§ **EXERCISE INSTRUCTIONS**
List each line of the data that holds the string "tempo".

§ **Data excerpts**
##############################

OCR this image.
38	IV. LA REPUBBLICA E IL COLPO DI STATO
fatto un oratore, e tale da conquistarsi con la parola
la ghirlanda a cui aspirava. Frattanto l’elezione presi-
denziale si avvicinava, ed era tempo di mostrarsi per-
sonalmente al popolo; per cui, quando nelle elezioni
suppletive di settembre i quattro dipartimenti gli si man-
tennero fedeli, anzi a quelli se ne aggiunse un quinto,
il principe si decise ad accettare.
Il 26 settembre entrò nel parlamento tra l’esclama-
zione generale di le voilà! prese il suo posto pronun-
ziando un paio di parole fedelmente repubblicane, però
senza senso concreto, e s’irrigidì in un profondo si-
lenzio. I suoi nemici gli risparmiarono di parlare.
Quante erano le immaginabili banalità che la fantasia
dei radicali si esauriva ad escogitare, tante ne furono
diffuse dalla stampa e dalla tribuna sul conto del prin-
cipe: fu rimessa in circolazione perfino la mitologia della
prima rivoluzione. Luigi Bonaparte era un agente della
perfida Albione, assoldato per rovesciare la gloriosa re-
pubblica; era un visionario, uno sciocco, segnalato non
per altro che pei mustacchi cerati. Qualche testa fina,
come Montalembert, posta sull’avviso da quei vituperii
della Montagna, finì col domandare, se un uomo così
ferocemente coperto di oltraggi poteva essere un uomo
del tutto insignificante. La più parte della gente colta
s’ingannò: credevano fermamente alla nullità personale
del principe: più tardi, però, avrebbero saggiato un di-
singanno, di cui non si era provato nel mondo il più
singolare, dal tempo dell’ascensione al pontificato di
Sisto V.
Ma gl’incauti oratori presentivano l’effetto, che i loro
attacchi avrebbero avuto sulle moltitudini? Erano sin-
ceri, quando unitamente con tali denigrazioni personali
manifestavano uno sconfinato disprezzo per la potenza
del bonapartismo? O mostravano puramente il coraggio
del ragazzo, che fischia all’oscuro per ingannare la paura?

##############################

§ **THE OUTPUT**
denziale si avvicinava, ed era tempo di mostrarsi per-
singolare, dal tempo dell’ascensione al pontificato di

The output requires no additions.